===== DATASET ROWS
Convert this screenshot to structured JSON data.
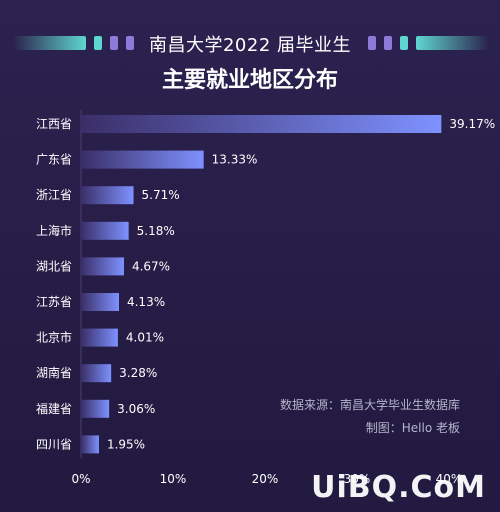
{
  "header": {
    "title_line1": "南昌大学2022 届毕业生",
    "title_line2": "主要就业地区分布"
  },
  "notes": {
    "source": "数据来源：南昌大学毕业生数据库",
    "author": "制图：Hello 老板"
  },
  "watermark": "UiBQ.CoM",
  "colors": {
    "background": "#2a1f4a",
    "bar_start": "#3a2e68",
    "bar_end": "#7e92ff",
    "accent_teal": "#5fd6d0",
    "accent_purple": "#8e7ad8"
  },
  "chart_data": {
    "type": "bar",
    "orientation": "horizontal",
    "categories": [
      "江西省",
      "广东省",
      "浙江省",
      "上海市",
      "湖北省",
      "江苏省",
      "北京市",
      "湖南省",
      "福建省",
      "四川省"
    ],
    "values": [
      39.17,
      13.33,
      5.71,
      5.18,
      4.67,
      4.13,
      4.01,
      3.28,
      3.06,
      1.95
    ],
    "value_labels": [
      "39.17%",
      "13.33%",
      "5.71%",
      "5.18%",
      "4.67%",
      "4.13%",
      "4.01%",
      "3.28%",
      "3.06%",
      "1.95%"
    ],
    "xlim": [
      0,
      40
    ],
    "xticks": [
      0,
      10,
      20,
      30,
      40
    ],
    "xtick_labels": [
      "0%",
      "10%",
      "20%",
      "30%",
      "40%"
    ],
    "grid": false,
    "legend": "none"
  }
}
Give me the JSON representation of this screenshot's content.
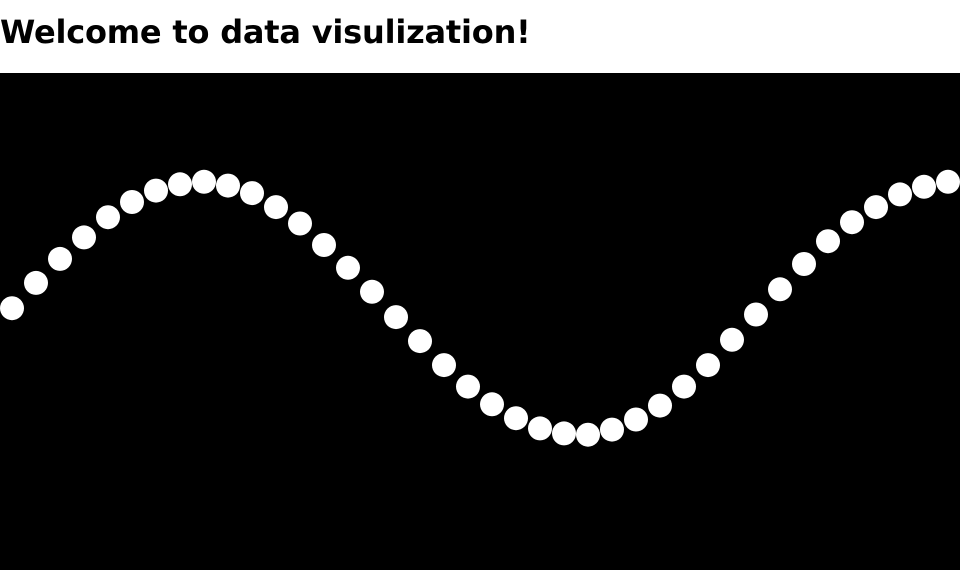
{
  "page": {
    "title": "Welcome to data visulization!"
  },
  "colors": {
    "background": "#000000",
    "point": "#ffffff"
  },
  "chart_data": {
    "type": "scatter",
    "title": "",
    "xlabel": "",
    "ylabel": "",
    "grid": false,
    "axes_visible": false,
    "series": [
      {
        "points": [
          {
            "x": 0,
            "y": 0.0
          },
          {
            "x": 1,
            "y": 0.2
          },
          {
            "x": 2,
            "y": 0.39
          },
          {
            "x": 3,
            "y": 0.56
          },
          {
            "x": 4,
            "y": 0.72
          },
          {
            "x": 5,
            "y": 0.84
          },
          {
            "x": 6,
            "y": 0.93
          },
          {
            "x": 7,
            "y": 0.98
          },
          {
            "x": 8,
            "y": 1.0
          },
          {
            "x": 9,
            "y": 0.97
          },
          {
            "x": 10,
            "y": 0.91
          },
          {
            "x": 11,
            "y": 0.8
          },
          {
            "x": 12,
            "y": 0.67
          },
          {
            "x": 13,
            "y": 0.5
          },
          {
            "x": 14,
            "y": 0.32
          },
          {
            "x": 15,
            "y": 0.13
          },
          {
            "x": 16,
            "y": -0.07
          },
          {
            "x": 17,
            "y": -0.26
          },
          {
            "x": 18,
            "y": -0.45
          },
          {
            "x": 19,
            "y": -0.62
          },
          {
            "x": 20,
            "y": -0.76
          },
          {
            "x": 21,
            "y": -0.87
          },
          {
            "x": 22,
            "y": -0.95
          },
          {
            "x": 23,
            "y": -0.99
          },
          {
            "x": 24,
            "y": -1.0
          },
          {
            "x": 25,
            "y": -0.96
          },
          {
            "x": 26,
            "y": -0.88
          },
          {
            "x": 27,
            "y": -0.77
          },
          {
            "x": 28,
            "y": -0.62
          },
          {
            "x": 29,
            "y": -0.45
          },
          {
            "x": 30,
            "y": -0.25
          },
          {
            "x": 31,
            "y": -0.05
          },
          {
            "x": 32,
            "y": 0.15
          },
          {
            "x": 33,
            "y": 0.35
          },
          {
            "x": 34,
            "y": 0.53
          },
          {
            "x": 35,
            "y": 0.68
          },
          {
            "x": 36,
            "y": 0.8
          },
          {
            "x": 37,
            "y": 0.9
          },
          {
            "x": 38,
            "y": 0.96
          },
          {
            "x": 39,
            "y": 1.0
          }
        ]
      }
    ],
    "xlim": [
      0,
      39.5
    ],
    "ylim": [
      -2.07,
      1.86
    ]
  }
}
==========
Provide only the count of lines in the data above that include the string "this".

2